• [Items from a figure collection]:
⁂
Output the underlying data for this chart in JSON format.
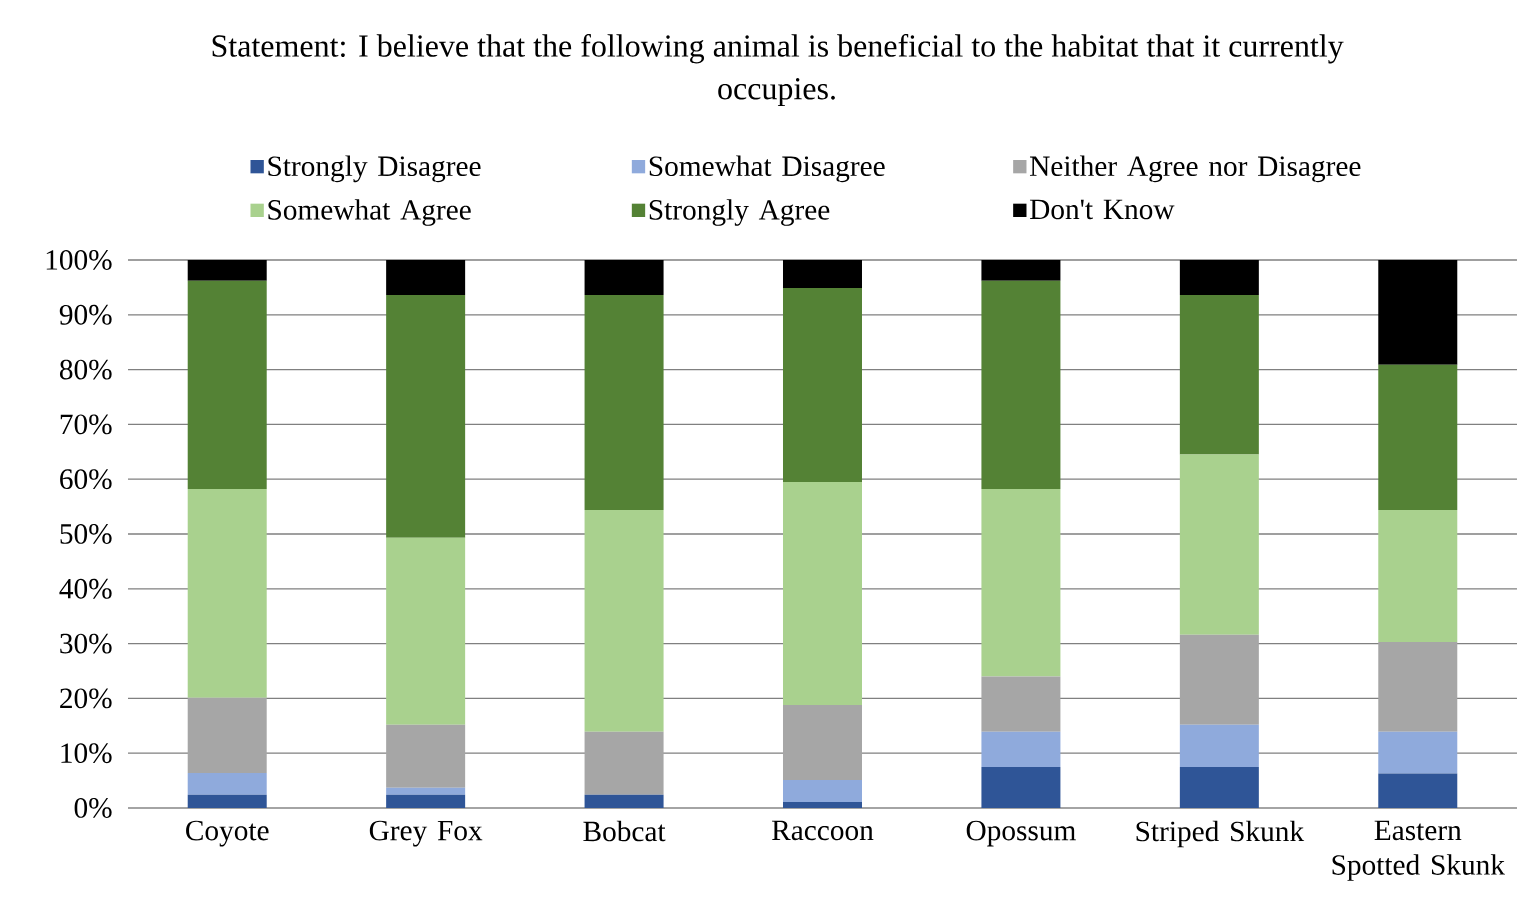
{
  "chart_data": {
    "type": "bar",
    "stacked": true,
    "title": "Statement: I believe that the following animal is beneficial to the habitat that it currently occupies.",
    "categories": [
      "Coyote",
      "Grey Fox",
      "Bobcat",
      "Raccoon",
      "Opossum",
      "Striped Skunk",
      "Eastern Spotted Skunk"
    ],
    "series": [
      {
        "name": "Strongly Disagree",
        "color": "#2f5597",
        "values": [
          2.4,
          2.4,
          2.4,
          1.1,
          7.5,
          7.5,
          6.3
        ]
      },
      {
        "name": "Somewhat Disagree",
        "color": "#8faadc",
        "values": [
          4.0,
          1.3,
          0,
          4.0,
          6.4,
          7.7,
          7.6
        ]
      },
      {
        "name": "Neither Agree nor Disagree",
        "color": "#a6a6a6",
        "values": [
          13.7,
          11.5,
          11.5,
          13.7,
          10.1,
          16.4,
          16.4
        ]
      },
      {
        "name": "Somewhat Agree",
        "color": "#a9d18e",
        "values": [
          38.1,
          34.1,
          40.5,
          40.7,
          34.2,
          32.9,
          24.1
        ]
      },
      {
        "name": "Strongly Agree",
        "color": "#548235",
        "values": [
          38.0,
          44.3,
          39.2,
          35.4,
          38.0,
          29.1,
          26.5
        ]
      },
      {
        "name": "Don't Know",
        "color": "#000000",
        "values": [
          3.8,
          6.4,
          6.4,
          5.1,
          3.8,
          6.4,
          19.1
        ]
      }
    ],
    "ylim": [
      0,
      100
    ],
    "yticks": [
      {
        "value": 0,
        "label": "0%"
      },
      {
        "value": 10,
        "label": "10%"
      },
      {
        "value": 20,
        "label": "20%"
      },
      {
        "value": 30,
        "label": "30%"
      },
      {
        "value": 40,
        "label": "40%"
      },
      {
        "value": 50,
        "label": "50%"
      },
      {
        "value": 60,
        "label": "60%"
      },
      {
        "value": 70,
        "label": "70%"
      },
      {
        "value": 80,
        "label": "80%"
      },
      {
        "value": 90,
        "label": "90%"
      },
      {
        "value": 100,
        "label": "100%"
      }
    ],
    "grid": "y",
    "legend": "top"
  }
}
⁂
• [STATED GOAL]: Looking at the data above, show all lines where the word "label" occurs.

• [SOLUTION]:
        "label": "0%"
        "label": "10%"
        "label": "20%"
        "label": "30%"
        "label": "40%"
        "label": "50%"
        "label": "60%"
        "label": "70%"
        "label": "80%"
        "label": "90%"
        "label": "100%"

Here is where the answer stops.